Copy out all the lines where "CPIH" shows up.

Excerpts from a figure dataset
------------

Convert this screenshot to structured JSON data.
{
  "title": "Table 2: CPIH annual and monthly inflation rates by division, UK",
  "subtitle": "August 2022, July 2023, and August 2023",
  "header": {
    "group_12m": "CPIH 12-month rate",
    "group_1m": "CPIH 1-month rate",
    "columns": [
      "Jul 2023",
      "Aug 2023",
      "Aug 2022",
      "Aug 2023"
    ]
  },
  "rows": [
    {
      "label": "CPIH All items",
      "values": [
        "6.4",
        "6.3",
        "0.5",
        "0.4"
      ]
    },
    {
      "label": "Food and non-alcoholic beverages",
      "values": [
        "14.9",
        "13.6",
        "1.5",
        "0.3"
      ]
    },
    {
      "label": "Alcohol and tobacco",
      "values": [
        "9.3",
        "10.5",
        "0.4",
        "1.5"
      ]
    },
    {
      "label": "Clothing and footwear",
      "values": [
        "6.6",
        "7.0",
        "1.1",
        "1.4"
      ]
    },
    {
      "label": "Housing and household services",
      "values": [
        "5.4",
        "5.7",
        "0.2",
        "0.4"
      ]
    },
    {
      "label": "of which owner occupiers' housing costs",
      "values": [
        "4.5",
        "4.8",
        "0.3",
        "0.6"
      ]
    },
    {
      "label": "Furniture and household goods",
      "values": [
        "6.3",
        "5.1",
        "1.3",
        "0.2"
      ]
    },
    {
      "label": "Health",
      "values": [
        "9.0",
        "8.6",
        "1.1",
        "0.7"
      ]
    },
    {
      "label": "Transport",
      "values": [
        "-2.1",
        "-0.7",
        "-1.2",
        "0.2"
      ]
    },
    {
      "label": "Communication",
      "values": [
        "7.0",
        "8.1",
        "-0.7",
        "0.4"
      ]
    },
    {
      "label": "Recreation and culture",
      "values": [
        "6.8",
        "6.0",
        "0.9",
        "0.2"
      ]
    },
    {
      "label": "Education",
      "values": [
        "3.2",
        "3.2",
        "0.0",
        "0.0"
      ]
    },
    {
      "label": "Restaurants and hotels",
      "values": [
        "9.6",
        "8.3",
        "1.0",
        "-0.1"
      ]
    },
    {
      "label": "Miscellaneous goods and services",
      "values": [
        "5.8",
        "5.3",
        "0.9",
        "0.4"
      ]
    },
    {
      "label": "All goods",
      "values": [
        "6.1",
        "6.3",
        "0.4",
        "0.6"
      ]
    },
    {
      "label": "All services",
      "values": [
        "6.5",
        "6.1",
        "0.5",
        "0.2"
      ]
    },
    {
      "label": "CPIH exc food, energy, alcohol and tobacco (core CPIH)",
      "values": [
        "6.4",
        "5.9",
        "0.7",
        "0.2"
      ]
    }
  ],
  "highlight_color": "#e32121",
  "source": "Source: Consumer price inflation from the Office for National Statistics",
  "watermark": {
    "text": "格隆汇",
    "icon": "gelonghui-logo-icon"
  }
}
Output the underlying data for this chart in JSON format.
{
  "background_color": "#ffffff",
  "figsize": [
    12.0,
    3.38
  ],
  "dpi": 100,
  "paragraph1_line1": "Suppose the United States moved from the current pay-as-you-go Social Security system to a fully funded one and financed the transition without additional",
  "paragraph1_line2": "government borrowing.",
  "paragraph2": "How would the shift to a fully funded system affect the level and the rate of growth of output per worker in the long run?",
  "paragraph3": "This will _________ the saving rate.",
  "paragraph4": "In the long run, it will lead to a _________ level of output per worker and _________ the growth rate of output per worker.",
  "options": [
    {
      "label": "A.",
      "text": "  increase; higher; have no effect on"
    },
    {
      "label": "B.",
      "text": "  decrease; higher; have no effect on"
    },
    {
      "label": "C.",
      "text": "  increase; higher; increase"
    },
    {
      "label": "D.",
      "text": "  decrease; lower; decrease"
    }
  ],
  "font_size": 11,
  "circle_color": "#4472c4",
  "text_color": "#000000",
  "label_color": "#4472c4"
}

------------

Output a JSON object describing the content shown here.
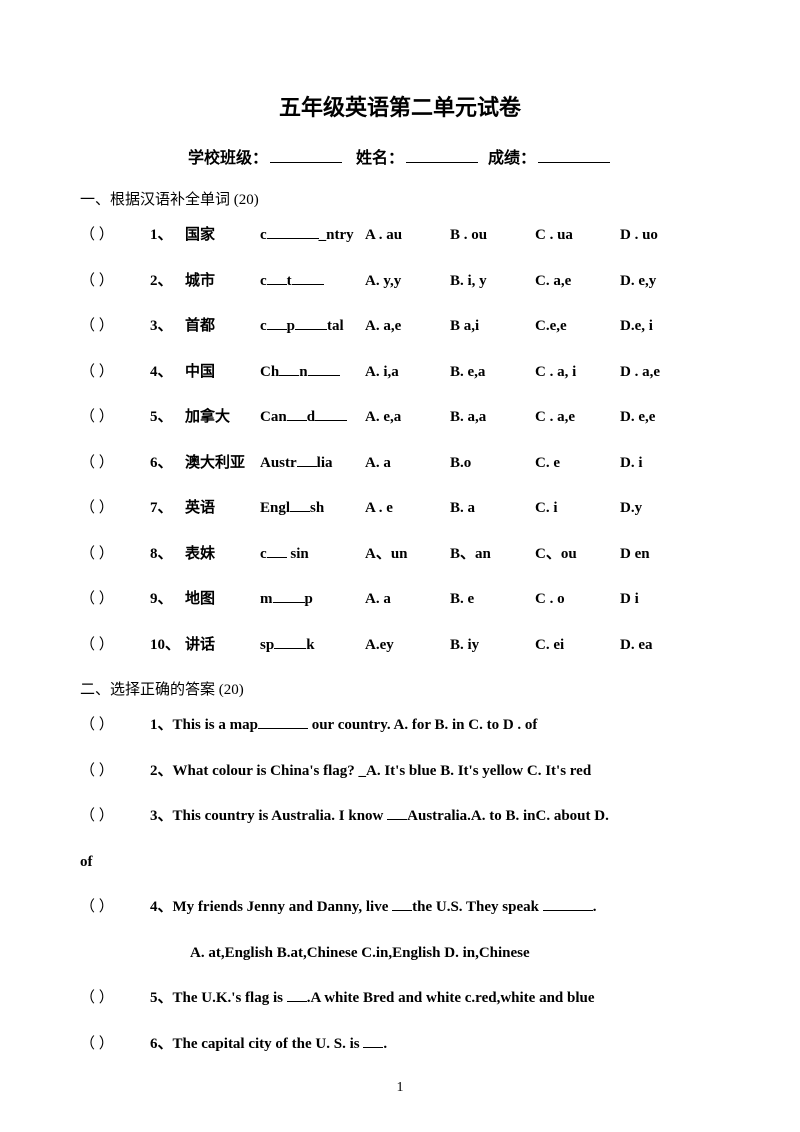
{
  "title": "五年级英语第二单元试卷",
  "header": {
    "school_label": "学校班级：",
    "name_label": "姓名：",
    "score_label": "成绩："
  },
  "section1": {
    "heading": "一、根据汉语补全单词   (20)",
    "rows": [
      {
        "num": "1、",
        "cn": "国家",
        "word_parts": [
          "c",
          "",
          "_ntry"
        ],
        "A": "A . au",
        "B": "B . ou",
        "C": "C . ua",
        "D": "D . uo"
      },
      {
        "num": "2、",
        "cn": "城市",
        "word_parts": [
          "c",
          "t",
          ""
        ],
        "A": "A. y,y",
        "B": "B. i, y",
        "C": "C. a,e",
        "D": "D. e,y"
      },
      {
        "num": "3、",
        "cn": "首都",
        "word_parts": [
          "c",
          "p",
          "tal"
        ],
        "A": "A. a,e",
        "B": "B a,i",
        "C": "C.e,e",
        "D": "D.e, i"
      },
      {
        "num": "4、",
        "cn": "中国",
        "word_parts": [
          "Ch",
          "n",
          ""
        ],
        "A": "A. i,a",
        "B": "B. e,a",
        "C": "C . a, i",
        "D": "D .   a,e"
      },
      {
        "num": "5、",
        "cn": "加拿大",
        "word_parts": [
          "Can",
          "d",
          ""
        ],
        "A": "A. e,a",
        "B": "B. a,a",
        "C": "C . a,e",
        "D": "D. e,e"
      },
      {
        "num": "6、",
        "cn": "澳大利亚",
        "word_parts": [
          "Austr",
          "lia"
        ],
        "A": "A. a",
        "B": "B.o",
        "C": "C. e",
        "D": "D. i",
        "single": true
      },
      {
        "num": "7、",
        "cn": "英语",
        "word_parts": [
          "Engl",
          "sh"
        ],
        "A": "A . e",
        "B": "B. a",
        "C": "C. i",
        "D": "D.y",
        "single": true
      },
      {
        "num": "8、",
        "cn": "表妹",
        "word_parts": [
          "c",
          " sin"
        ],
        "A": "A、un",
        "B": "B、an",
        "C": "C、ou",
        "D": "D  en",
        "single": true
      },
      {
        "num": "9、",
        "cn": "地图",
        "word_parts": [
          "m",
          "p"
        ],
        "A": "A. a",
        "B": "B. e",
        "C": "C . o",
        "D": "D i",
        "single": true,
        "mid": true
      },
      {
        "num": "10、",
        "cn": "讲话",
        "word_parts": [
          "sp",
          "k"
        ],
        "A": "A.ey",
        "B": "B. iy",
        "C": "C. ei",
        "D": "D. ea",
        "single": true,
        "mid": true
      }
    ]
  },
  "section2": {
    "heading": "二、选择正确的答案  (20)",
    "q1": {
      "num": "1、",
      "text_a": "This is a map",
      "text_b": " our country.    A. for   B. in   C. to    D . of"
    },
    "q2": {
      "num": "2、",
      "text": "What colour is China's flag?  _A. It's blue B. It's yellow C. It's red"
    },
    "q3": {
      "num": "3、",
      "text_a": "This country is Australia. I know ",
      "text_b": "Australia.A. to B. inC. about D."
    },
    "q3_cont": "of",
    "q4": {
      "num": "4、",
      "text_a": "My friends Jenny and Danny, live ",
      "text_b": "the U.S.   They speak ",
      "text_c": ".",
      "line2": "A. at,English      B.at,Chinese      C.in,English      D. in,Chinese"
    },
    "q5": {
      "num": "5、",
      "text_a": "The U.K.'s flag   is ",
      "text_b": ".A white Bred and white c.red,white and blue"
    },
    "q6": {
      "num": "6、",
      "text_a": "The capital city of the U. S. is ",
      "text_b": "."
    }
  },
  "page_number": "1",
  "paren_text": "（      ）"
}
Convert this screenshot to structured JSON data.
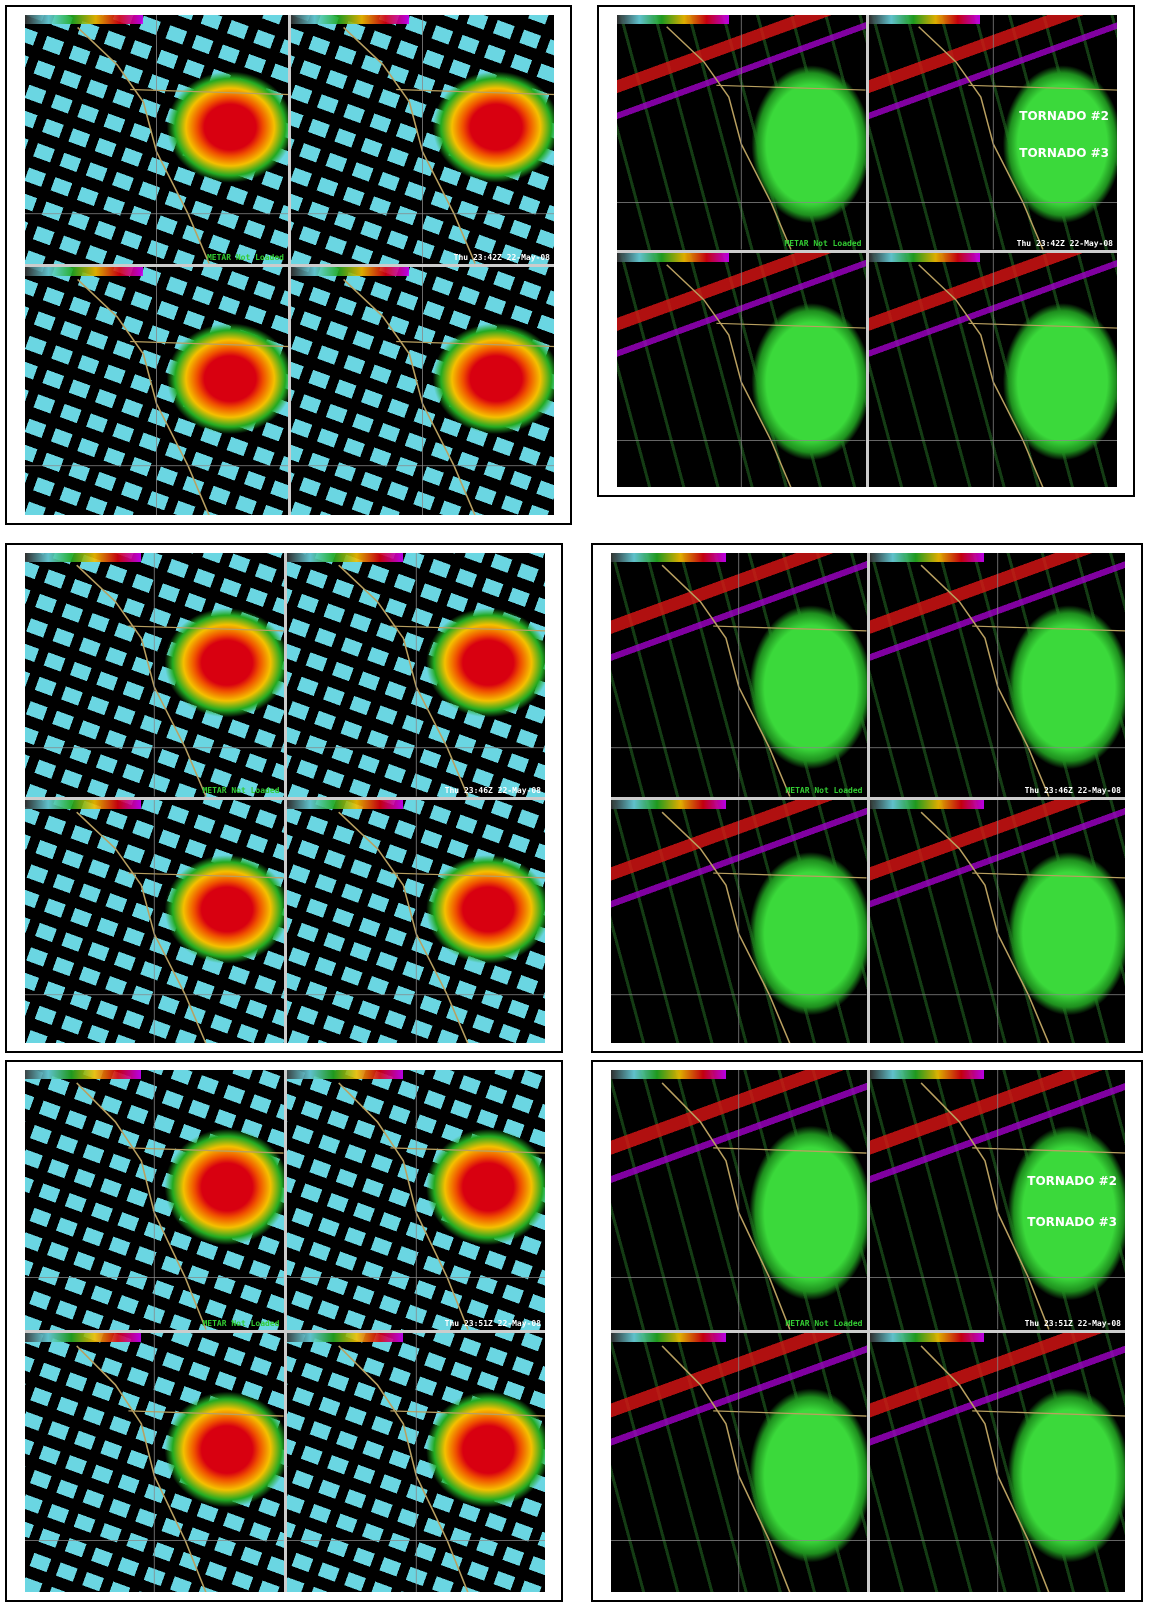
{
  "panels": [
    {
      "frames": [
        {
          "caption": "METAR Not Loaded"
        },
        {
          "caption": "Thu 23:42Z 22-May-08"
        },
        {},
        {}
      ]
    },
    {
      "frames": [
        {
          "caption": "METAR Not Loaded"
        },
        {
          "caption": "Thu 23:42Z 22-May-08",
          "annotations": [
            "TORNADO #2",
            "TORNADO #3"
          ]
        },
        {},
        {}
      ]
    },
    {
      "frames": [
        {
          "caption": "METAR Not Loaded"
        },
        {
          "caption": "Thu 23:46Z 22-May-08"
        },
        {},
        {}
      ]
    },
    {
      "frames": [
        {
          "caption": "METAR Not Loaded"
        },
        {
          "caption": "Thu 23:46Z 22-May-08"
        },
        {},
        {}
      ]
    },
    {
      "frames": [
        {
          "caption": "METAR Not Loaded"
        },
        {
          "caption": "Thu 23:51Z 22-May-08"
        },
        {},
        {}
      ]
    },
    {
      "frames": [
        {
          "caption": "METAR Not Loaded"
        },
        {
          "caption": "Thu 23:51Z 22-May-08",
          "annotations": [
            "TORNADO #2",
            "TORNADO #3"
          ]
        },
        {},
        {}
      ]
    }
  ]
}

------------

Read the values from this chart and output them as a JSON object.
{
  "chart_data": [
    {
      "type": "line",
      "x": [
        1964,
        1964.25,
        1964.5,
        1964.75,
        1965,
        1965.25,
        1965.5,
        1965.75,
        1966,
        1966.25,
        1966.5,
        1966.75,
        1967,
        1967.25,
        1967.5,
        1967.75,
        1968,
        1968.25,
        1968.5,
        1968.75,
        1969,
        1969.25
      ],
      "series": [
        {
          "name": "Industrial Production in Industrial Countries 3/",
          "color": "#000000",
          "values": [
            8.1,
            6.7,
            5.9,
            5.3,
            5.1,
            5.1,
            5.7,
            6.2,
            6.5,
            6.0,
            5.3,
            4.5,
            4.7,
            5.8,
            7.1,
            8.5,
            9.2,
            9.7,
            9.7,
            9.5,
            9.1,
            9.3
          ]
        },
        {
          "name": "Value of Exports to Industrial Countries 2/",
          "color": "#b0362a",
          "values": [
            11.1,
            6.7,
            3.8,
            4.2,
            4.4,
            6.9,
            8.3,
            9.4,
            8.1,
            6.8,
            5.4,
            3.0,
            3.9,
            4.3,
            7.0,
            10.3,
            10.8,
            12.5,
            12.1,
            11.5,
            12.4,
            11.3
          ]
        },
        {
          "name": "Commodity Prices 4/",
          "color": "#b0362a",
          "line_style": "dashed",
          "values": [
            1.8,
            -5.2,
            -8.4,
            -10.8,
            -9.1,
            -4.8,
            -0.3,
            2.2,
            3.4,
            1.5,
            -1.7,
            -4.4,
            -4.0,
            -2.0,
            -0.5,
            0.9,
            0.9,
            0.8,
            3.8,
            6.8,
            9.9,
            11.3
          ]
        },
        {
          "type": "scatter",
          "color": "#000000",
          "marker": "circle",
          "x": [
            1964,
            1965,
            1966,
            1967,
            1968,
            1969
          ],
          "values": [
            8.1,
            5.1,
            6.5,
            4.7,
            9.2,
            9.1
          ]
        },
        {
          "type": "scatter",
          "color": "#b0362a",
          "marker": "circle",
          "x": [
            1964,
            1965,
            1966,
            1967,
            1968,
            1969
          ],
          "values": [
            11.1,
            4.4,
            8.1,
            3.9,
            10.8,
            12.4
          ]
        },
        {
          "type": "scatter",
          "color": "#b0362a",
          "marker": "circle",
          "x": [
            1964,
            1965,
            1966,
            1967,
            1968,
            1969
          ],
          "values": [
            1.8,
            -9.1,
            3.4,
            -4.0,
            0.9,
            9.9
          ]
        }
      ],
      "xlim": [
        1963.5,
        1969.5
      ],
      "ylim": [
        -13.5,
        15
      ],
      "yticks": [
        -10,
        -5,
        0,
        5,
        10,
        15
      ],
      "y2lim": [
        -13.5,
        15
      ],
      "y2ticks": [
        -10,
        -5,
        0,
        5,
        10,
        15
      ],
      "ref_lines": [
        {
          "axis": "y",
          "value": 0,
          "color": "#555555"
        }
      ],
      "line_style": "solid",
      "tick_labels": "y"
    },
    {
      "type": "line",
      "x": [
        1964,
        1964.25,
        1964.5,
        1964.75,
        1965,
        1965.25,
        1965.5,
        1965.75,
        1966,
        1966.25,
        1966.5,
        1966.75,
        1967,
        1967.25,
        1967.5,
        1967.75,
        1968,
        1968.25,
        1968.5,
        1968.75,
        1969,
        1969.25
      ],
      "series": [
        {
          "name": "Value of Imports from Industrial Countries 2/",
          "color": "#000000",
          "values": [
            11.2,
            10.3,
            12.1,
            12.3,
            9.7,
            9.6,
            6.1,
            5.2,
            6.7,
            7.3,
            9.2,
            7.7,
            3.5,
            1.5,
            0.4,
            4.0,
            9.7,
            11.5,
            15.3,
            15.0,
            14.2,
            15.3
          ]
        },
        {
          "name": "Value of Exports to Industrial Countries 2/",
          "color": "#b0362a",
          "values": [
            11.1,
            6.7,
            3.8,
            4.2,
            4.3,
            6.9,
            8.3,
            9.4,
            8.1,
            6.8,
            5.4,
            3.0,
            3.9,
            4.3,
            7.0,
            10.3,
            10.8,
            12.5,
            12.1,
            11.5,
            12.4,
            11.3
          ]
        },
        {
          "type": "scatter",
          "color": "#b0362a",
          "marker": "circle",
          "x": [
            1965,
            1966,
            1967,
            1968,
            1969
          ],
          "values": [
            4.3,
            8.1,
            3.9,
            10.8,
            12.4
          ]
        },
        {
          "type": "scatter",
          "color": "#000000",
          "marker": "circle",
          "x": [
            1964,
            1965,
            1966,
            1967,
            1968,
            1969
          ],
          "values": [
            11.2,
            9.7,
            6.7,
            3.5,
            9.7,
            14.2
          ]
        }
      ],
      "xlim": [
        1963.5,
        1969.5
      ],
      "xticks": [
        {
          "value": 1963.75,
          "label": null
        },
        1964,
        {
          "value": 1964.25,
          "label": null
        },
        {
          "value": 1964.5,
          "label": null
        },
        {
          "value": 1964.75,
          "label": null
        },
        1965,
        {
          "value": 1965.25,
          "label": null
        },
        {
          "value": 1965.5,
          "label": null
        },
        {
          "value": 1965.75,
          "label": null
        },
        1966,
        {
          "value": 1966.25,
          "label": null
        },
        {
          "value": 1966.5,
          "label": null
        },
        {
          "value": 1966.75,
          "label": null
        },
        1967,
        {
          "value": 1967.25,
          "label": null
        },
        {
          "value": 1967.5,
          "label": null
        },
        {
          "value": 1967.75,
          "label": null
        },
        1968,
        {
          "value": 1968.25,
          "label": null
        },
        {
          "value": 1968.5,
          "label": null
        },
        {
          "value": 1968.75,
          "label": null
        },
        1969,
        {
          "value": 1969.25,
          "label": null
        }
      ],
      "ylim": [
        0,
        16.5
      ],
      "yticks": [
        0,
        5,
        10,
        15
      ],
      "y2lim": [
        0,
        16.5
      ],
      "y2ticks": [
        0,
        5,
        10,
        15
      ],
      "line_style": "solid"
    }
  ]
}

------------

* _Response for this exercise_
  "title": "Table 2: CPIH annual and monthly inflation rates by division, UK",
    "group_12m": "CPIH 12-month rate",
    "group_1m": "CPIH 1-month rate",
      "label": "CPIH All items",
      "label": "CPIH exc food, energy, alcohol and tobacco (core CPIH)",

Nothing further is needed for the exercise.